* _Data listing_

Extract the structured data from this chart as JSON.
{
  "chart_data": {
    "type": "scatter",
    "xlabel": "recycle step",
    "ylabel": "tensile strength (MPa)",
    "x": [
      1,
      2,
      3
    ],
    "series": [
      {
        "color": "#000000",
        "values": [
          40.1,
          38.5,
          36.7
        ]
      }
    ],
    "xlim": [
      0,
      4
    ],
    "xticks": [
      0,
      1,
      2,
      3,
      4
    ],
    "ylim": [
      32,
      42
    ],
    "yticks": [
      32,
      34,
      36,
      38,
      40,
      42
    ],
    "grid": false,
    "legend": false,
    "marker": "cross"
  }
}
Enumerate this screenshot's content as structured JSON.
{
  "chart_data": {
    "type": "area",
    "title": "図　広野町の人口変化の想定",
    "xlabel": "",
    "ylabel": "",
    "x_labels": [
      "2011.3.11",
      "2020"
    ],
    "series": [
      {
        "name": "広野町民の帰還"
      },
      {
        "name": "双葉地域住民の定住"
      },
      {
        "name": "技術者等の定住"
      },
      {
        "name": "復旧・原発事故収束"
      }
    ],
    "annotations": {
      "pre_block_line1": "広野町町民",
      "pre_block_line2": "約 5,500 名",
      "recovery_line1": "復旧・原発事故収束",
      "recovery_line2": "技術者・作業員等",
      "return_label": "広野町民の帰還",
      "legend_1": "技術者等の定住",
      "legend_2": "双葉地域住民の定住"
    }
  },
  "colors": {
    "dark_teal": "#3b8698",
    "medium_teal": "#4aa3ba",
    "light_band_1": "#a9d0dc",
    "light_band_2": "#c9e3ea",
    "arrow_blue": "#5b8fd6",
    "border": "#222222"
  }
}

* _AIM OF THE EXERCISE_
Find each line holding the word "JSON" and copy it.

* _THE REPLY_
Extract the structured data from this chart as JSON.
Enumerate this screenshot's content as structured JSON.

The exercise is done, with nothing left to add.